● **REQUEST**: Find each line containing the string "temperatur". Copy it.

Extracts from a graphics dataset
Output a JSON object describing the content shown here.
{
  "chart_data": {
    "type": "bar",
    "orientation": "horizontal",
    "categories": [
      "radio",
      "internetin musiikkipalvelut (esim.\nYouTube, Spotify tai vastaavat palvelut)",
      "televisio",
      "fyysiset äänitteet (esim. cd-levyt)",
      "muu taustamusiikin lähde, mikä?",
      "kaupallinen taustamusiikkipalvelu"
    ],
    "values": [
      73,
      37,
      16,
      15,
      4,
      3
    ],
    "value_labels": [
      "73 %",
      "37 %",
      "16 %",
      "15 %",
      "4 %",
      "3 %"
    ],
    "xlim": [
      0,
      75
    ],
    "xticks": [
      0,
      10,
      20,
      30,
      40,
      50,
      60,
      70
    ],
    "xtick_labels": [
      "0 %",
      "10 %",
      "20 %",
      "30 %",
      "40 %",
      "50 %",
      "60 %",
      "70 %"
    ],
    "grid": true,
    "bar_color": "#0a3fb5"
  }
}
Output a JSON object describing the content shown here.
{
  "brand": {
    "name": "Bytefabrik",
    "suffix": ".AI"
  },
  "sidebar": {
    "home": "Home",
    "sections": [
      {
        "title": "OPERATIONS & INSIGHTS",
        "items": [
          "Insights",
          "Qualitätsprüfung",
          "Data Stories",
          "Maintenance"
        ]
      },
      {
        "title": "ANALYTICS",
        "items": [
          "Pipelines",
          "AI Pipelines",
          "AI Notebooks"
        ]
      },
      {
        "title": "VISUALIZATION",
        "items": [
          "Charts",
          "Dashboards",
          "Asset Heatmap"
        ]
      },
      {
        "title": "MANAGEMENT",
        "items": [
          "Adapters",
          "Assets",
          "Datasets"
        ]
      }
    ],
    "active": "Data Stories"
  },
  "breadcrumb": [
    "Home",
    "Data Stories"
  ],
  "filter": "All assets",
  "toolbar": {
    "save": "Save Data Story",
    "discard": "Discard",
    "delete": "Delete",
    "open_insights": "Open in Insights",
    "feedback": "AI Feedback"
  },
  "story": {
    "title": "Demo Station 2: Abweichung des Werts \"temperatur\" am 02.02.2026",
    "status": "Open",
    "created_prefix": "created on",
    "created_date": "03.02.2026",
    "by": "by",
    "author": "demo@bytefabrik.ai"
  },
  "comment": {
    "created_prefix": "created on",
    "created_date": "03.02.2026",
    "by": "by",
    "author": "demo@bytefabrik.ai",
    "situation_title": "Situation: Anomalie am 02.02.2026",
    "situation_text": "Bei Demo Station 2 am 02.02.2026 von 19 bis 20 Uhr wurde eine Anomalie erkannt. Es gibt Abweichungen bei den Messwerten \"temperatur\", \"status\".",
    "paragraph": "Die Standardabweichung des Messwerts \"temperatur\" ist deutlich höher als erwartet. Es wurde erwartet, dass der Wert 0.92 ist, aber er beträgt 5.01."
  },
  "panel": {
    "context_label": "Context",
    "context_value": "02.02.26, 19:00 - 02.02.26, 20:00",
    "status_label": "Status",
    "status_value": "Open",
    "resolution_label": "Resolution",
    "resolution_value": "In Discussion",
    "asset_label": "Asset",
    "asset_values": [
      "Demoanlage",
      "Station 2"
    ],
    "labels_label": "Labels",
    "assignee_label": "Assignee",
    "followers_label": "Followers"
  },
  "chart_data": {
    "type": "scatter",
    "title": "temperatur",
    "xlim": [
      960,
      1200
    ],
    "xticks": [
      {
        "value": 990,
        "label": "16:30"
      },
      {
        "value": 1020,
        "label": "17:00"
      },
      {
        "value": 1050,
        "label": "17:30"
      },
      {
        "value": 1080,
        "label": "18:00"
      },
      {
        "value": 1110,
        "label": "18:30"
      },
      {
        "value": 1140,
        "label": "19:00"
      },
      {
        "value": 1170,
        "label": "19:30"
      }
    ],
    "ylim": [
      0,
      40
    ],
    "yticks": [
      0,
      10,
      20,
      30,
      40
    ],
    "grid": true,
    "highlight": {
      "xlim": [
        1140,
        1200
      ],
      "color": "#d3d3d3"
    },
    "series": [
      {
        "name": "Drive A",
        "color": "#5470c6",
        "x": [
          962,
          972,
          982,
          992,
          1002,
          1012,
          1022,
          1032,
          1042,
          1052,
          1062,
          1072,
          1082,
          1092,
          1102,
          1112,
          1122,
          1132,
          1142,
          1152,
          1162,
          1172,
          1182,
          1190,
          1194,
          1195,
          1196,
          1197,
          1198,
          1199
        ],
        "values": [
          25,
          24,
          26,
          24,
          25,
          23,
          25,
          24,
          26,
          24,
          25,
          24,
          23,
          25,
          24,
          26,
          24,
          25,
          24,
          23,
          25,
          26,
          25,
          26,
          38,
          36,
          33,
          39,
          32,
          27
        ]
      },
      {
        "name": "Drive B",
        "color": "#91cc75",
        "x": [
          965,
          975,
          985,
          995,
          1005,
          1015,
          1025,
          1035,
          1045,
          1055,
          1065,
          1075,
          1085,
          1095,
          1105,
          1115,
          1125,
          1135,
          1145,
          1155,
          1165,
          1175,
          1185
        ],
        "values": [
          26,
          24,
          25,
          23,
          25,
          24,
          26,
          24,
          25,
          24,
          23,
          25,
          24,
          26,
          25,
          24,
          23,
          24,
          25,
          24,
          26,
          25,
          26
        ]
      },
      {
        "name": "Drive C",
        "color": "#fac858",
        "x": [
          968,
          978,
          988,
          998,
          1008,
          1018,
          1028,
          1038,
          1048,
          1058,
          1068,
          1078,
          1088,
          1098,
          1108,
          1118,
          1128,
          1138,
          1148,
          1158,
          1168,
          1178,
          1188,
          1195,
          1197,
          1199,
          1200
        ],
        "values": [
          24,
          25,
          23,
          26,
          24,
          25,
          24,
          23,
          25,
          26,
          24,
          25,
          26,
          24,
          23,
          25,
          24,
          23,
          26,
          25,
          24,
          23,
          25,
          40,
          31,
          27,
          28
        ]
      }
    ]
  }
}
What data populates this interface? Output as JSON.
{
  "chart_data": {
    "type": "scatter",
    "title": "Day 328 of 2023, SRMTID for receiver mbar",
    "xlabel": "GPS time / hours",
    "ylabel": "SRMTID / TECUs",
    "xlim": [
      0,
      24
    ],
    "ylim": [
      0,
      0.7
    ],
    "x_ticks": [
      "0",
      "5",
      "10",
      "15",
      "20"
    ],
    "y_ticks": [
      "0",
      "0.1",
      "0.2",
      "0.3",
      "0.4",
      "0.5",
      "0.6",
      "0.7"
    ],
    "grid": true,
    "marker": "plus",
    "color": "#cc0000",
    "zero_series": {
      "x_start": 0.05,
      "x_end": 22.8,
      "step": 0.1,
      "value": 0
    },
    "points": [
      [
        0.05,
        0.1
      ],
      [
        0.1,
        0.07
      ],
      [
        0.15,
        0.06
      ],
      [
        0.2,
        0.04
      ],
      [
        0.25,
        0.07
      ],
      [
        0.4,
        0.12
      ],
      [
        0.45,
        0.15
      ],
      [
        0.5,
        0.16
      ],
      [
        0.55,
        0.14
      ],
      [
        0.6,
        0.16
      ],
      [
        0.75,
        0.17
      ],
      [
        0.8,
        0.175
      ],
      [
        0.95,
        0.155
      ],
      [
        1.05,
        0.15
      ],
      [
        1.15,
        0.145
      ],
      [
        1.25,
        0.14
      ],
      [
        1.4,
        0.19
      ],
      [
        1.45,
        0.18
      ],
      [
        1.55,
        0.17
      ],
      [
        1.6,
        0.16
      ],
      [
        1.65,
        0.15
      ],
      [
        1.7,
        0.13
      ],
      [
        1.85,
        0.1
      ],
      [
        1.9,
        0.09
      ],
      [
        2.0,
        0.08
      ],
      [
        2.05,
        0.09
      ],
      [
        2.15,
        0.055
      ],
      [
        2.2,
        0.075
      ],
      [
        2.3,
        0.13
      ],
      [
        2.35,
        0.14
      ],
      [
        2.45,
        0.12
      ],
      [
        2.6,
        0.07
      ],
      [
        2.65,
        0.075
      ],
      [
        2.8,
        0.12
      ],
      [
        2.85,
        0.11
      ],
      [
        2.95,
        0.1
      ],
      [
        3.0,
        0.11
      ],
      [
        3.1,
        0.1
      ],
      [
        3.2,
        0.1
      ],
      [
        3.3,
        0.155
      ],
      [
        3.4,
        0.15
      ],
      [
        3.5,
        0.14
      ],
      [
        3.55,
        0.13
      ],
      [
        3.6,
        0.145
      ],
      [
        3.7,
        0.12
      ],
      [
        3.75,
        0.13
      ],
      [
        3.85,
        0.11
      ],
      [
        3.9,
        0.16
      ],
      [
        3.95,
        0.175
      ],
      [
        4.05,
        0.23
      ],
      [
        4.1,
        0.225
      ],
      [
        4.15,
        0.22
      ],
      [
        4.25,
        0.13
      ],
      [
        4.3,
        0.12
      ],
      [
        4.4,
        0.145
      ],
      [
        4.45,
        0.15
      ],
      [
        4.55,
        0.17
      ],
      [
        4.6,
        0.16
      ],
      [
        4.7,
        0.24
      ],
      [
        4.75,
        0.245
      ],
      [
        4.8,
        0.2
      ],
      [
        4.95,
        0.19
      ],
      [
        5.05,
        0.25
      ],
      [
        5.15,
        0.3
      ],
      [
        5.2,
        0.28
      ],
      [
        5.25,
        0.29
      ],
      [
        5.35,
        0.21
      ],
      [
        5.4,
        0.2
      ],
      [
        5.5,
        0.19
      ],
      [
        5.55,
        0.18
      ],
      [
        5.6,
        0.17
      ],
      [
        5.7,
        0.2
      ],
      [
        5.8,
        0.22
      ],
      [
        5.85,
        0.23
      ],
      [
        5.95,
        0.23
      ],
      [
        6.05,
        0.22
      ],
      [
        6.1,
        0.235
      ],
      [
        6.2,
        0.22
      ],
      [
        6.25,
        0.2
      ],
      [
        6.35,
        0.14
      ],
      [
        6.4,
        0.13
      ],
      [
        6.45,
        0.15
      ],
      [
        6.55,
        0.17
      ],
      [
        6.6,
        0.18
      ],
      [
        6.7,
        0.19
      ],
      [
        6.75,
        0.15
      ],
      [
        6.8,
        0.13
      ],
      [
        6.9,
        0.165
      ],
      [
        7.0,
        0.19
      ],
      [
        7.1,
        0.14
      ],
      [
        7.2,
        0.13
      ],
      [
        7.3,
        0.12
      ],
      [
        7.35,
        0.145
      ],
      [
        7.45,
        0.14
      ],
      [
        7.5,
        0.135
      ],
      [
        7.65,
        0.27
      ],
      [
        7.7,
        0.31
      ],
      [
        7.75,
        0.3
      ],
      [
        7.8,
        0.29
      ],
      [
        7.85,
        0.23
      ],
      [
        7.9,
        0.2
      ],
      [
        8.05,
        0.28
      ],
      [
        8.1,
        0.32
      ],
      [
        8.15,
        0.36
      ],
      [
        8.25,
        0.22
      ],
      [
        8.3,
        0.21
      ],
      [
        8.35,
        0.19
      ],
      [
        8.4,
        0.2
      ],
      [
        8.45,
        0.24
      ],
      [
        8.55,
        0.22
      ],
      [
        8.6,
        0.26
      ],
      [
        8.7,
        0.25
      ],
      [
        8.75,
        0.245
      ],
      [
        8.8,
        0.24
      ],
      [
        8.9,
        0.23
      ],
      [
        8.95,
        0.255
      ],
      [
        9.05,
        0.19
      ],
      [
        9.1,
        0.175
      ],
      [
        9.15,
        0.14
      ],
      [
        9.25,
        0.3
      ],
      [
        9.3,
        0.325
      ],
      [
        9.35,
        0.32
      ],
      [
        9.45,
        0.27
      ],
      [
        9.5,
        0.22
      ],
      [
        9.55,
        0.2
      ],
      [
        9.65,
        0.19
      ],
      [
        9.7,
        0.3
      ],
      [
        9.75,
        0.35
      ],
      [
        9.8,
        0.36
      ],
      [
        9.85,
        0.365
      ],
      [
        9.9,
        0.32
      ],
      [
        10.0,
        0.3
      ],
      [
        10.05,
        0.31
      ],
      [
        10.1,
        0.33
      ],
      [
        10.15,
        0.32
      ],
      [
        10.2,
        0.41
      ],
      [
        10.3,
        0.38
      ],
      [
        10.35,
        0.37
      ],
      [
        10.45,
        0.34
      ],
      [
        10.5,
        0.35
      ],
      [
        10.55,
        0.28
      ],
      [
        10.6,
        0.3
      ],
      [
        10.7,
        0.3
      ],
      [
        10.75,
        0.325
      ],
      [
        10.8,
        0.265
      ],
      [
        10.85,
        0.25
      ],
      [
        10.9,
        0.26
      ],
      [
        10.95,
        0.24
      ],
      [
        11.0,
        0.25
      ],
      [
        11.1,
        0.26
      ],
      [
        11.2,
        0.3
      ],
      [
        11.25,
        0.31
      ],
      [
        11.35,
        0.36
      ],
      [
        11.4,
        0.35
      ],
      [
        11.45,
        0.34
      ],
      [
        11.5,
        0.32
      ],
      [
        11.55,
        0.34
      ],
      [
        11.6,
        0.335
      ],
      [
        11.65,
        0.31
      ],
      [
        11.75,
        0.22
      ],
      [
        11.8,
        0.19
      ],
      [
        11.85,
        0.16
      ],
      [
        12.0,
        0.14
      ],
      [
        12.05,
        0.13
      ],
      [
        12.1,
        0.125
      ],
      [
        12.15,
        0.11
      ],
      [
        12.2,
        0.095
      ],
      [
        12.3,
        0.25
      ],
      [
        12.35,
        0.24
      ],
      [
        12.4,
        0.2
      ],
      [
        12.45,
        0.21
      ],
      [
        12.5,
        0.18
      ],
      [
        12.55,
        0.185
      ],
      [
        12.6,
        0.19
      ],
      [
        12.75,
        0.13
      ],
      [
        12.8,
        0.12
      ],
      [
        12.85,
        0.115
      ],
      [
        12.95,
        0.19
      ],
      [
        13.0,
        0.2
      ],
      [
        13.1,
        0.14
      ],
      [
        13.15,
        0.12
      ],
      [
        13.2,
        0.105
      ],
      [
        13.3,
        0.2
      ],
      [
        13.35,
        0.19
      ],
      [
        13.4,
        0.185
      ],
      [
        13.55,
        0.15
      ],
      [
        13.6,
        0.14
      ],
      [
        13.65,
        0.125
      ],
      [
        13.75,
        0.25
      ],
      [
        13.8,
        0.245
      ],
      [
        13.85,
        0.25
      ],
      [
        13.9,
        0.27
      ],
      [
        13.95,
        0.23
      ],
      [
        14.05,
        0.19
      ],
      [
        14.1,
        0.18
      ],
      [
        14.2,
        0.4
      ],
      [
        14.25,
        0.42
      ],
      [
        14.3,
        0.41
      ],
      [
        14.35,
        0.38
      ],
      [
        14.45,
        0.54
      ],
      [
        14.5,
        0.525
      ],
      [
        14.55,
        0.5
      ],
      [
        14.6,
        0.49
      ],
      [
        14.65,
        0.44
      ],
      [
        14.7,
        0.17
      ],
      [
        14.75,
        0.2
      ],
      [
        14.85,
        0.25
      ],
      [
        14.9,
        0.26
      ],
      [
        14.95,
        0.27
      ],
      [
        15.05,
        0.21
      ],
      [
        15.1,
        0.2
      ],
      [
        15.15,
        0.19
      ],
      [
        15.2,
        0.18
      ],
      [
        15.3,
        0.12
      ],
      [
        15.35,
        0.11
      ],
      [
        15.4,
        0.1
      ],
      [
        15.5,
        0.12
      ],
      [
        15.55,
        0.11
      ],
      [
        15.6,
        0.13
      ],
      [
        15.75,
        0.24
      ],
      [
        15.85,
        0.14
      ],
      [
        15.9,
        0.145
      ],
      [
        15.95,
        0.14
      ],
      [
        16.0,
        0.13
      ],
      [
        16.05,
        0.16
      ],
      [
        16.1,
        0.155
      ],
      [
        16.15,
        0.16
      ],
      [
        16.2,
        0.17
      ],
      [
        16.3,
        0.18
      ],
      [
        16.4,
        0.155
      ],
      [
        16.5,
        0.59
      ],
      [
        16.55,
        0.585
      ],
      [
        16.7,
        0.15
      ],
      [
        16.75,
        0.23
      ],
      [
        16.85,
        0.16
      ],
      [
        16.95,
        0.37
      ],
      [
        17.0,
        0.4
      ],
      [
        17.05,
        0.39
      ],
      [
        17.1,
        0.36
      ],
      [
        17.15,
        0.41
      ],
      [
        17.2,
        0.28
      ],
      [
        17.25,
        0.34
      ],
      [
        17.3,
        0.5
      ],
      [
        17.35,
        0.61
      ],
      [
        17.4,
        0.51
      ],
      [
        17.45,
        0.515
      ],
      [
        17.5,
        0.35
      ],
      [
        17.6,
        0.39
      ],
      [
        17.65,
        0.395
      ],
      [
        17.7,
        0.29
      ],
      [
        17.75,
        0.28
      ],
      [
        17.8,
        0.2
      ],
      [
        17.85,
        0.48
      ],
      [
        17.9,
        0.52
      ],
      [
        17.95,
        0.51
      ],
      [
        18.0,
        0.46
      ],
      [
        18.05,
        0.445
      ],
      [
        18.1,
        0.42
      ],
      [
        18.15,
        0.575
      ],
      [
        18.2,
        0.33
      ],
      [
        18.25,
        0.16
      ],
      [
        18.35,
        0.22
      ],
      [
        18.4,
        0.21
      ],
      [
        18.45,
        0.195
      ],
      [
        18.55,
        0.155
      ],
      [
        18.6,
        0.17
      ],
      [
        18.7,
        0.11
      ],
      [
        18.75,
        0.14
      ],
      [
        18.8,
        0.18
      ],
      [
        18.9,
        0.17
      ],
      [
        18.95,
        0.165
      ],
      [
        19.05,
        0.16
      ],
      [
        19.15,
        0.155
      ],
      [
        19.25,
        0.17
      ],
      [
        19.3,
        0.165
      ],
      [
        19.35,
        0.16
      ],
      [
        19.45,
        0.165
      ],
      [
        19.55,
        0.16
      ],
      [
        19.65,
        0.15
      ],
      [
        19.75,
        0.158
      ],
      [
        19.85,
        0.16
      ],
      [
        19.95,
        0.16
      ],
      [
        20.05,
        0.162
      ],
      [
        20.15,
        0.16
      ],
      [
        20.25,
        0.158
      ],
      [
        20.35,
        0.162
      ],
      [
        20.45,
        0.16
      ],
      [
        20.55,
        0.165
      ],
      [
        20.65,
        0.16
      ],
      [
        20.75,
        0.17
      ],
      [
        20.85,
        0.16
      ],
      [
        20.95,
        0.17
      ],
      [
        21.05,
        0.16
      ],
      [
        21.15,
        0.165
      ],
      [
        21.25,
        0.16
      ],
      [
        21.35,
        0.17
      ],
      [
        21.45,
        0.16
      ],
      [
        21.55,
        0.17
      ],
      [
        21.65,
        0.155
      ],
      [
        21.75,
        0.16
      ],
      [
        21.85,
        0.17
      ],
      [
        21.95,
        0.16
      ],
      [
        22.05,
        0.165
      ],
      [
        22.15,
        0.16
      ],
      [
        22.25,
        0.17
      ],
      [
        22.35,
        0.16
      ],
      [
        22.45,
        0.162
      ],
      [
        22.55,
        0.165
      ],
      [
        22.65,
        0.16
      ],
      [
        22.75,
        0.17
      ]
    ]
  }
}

● **COMPLETE RESPONSE**:
    "title": "Demo Station 2: Abweichung des Werts \"temperatur\" am 02.02.2026",
    "situation_text": "Bei Demo Station 2 am 02.02.2026 von 19 bis 20 Uhr wurde eine Anomalie erkannt. Es gibt Abweichungen bei den Messwerten \"temperatur\", \"status\".",
    "paragraph": "Die Standardabweichung des Messwerts \"temperatur\" ist deutlich höher als erwartet. Es wurde erwartet, dass der Wert 0.92 ist, aber er beträgt 5.01."
    "title": "temperatur",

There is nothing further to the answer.